▸ **Given problem**
Find each line with the word "type" and copy it.

════════

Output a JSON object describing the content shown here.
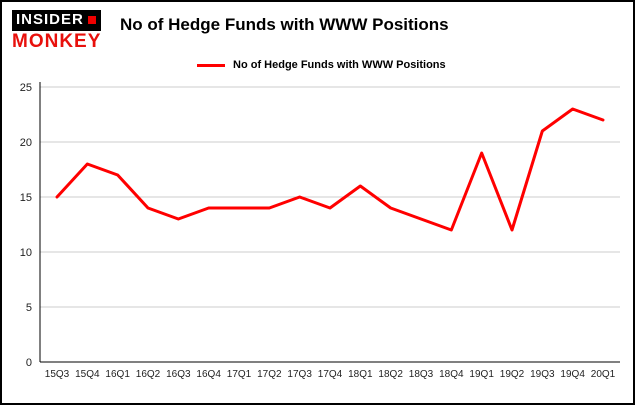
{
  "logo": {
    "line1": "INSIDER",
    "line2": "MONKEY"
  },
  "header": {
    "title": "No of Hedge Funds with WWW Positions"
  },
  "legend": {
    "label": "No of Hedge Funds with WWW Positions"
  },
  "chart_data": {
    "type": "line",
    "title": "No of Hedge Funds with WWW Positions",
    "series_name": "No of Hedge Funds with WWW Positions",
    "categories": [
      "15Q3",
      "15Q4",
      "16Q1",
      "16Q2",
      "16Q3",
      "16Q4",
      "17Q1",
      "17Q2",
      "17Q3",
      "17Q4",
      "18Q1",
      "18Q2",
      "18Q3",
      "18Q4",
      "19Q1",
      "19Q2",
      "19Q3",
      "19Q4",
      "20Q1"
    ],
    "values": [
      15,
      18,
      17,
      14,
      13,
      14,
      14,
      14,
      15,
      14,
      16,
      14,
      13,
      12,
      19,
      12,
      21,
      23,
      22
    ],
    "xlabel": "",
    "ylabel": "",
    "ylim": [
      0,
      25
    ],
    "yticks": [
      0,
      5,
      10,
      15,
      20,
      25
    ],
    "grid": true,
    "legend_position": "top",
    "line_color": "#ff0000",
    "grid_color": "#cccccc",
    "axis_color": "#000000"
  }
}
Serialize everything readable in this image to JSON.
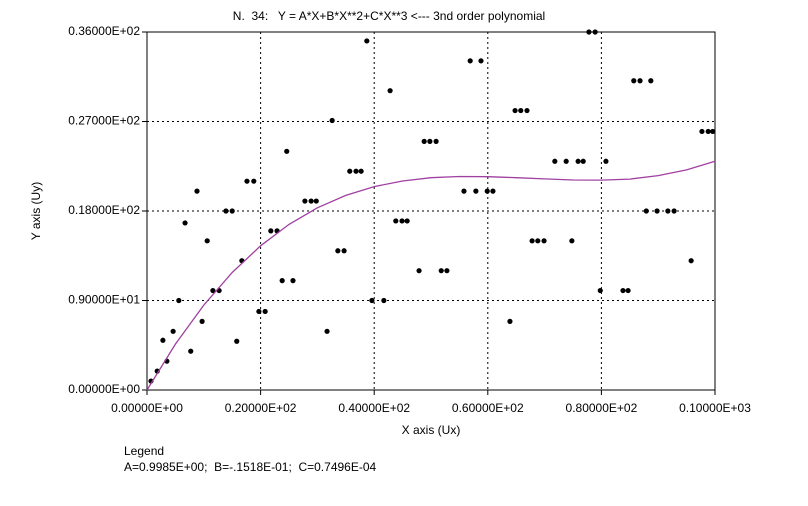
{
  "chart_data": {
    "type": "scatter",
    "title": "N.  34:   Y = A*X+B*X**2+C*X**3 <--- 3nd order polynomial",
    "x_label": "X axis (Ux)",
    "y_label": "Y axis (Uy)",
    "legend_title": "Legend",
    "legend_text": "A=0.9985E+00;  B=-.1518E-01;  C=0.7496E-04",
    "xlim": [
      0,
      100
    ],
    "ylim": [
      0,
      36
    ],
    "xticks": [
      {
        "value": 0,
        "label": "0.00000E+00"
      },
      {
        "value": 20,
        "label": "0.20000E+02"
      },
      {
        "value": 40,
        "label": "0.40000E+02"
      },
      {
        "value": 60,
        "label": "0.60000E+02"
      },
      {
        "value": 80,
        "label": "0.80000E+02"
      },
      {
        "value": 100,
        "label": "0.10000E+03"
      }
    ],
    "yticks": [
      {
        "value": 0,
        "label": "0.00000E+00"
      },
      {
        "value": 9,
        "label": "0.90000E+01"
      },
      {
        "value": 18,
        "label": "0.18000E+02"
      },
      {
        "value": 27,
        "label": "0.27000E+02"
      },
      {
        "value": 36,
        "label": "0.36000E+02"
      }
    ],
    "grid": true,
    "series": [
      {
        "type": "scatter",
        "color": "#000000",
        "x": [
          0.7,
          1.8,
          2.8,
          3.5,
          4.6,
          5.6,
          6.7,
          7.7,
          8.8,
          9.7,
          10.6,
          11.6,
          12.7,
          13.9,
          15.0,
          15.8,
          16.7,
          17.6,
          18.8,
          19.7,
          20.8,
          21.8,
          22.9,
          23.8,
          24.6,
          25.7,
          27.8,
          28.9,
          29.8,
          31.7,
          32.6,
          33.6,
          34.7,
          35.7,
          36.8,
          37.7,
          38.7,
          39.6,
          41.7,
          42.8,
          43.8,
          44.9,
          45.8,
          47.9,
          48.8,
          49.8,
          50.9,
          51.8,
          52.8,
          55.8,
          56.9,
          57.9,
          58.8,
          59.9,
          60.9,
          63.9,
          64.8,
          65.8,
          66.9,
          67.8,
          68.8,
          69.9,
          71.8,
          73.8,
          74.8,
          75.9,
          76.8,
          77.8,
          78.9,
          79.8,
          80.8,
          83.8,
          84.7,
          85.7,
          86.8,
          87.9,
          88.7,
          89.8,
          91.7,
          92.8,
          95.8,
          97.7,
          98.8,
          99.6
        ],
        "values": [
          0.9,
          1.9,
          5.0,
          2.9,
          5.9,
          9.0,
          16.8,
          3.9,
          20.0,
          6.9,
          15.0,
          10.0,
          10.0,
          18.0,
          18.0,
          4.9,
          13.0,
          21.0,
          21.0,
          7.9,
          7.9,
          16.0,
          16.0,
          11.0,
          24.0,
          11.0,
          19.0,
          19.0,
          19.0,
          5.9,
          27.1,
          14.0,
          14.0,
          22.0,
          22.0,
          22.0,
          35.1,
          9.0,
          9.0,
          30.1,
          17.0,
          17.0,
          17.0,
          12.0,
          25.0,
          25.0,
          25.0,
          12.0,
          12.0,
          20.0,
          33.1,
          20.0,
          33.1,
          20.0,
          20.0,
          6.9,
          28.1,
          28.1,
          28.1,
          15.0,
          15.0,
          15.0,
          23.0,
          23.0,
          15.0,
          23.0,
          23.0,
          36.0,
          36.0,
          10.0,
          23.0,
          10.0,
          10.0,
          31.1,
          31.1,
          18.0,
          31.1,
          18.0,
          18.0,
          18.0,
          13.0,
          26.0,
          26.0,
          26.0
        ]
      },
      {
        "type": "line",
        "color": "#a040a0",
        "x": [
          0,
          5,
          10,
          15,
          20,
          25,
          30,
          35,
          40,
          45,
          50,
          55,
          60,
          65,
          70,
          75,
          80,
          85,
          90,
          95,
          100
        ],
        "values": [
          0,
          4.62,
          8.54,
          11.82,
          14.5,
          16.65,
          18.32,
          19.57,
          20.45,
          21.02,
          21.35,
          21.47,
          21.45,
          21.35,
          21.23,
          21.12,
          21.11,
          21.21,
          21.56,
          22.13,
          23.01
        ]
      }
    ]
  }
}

════════

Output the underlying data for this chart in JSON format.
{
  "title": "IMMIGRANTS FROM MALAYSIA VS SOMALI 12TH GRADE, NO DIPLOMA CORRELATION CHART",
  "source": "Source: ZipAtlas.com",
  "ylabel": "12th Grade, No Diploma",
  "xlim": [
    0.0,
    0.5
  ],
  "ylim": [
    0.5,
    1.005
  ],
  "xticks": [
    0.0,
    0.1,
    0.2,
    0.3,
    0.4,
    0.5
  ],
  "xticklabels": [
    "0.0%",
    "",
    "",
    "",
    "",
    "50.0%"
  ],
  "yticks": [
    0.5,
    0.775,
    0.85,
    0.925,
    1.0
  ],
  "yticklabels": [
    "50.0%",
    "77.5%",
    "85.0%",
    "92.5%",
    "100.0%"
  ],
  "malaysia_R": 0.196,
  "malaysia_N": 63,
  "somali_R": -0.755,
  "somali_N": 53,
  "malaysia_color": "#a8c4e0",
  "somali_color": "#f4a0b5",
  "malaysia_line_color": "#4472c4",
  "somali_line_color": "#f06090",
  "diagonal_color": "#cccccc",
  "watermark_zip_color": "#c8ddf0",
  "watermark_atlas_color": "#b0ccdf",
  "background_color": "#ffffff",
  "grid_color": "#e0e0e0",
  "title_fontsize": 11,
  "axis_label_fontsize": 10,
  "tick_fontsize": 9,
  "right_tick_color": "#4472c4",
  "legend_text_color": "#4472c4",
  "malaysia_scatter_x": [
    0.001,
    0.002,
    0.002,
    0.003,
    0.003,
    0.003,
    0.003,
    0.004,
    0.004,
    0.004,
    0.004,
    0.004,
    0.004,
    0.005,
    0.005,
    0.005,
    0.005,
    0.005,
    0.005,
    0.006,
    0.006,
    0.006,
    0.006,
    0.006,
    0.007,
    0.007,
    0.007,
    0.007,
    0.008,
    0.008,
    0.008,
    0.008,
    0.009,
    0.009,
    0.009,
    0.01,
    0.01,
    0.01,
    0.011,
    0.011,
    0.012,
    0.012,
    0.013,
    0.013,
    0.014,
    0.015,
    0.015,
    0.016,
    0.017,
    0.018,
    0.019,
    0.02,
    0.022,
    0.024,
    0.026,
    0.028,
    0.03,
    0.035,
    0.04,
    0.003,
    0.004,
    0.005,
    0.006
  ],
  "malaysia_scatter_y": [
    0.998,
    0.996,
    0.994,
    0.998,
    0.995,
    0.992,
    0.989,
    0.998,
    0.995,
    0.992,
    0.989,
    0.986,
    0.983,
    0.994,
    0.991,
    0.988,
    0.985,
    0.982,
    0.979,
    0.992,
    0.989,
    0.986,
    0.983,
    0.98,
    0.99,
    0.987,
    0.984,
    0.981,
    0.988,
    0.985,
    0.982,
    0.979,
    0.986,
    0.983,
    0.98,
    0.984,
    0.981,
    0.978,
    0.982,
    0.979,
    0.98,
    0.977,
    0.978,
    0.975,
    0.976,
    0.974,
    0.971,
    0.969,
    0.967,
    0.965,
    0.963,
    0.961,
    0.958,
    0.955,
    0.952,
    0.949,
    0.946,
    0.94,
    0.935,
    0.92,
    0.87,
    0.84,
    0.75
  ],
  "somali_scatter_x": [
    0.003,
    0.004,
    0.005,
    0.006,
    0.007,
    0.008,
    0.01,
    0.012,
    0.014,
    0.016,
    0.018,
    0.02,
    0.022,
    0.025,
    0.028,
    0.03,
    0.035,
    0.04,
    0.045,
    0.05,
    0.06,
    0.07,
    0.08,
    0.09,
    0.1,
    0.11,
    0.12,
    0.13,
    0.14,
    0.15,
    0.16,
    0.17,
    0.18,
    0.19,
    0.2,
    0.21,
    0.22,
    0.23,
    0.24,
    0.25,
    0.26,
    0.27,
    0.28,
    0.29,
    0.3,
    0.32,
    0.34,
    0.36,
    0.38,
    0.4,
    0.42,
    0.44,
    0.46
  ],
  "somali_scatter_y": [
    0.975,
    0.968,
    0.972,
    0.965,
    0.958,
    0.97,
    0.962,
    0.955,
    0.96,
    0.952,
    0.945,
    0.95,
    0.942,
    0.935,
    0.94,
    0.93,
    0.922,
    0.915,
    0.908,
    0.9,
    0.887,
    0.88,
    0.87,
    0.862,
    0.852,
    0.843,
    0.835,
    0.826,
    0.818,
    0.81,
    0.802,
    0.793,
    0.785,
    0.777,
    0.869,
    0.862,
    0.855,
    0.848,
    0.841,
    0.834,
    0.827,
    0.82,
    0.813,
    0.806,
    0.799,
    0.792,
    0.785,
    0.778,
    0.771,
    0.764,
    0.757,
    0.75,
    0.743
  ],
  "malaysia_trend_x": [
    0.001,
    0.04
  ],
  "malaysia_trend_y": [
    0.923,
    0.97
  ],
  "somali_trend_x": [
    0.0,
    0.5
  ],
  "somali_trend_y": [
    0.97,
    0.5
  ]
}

════════

▸ **Answer below**
    "type": "line",
    "type": "scatter",
        "type": "scatter",
        "type": "line",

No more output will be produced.